RECORDS FOR THIS EXERCISE —

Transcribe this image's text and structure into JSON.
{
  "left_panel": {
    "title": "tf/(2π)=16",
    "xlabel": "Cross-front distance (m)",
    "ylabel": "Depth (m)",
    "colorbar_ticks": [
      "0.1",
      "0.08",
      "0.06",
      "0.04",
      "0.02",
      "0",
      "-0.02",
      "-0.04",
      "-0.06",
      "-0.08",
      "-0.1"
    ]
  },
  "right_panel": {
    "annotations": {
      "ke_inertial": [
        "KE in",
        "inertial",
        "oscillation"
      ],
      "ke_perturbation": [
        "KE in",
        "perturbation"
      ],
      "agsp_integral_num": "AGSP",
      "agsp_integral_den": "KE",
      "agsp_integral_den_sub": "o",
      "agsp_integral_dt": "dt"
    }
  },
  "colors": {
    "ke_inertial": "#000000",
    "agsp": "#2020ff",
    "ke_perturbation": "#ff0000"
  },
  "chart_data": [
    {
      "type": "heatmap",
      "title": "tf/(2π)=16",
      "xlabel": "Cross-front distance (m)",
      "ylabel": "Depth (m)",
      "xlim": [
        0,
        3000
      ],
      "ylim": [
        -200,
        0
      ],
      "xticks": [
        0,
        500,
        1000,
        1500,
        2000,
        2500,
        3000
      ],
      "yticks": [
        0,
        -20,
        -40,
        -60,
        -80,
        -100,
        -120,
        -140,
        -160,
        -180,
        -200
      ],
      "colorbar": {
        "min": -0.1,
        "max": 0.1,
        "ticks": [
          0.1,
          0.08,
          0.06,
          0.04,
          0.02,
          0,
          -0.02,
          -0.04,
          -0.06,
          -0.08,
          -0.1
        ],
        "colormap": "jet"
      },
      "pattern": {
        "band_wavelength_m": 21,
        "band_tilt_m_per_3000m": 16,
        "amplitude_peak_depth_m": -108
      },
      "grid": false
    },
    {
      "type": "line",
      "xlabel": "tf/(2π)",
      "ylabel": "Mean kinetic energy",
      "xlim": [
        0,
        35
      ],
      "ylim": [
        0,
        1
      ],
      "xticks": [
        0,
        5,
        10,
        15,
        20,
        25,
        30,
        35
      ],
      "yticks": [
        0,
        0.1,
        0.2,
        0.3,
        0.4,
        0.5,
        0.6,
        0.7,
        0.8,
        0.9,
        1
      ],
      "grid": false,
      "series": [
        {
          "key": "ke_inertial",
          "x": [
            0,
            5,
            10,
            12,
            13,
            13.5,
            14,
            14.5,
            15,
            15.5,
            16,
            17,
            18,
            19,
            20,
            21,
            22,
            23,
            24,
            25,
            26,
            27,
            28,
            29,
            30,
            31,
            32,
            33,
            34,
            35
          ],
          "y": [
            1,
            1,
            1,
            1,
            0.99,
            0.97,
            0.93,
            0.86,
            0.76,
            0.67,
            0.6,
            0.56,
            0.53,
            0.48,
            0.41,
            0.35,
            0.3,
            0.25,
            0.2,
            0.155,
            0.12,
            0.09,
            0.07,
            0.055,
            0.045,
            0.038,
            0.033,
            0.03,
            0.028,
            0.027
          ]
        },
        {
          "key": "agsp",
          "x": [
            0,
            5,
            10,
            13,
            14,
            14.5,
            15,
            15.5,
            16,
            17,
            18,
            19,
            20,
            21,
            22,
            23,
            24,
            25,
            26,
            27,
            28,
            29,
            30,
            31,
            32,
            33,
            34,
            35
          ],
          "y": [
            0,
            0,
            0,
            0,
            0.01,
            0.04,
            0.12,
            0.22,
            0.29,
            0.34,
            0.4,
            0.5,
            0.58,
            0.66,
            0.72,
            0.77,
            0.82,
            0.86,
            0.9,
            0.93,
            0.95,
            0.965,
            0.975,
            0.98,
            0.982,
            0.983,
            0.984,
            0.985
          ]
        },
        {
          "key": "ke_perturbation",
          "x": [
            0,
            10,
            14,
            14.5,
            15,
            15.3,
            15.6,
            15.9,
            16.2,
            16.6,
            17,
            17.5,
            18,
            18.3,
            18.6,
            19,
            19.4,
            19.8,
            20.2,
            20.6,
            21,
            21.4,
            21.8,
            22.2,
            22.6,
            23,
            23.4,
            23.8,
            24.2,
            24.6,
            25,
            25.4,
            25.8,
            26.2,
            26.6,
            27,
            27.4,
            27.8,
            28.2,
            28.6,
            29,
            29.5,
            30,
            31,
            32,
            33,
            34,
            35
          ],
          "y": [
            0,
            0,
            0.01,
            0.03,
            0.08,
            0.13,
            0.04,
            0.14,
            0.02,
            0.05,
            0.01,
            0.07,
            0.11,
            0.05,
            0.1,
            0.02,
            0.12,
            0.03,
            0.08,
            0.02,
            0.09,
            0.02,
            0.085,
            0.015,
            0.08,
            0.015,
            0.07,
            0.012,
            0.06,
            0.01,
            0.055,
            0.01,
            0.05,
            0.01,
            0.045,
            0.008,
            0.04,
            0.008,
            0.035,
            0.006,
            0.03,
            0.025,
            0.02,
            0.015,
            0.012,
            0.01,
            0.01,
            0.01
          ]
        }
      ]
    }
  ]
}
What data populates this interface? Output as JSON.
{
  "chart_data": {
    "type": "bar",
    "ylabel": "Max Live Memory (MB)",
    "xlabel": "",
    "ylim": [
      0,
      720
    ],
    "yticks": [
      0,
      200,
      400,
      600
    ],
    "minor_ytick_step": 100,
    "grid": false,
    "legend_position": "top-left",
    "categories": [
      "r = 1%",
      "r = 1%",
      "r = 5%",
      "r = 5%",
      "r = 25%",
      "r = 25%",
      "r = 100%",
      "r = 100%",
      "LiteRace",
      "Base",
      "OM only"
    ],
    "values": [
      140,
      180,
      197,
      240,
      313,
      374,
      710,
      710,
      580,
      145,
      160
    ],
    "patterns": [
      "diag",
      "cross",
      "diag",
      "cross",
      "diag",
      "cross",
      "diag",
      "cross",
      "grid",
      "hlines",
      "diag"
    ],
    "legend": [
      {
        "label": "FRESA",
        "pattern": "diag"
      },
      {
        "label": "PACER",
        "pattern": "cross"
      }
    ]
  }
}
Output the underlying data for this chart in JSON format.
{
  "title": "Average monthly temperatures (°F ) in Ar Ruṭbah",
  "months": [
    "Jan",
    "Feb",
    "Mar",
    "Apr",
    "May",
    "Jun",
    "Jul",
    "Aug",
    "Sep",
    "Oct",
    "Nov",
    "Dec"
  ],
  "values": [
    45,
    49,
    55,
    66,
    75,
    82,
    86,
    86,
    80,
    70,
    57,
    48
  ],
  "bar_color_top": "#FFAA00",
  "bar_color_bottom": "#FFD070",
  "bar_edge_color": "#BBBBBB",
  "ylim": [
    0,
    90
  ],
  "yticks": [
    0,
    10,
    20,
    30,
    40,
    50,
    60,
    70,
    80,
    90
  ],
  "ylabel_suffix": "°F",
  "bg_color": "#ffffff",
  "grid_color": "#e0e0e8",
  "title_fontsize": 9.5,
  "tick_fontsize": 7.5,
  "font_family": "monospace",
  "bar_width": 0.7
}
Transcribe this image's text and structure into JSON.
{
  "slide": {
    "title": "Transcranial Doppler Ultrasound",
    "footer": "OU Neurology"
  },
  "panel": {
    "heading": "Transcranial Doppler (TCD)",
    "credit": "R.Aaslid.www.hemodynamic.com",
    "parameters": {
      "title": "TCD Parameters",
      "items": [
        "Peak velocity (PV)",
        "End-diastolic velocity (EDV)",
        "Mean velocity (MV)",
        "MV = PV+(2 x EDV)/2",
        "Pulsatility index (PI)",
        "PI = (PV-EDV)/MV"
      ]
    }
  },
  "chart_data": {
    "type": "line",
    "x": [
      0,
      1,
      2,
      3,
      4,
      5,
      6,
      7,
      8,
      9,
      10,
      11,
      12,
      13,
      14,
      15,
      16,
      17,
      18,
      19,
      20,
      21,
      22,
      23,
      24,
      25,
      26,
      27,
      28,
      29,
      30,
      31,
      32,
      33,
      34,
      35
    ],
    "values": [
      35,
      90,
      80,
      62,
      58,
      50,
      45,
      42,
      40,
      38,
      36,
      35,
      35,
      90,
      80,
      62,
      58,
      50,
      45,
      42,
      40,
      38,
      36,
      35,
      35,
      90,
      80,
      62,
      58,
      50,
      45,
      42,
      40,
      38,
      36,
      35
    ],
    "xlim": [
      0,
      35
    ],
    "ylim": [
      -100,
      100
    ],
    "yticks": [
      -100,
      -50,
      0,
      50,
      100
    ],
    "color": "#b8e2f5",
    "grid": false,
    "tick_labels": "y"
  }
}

TASK DETAILS —
Looking at the data above, show all lines where the word "Transcranial" occurs.

FULL ANSWER —
    "title": "Transcranial Doppler Ultrasound",
    "heading": "Transcranial Doppler (TCD)",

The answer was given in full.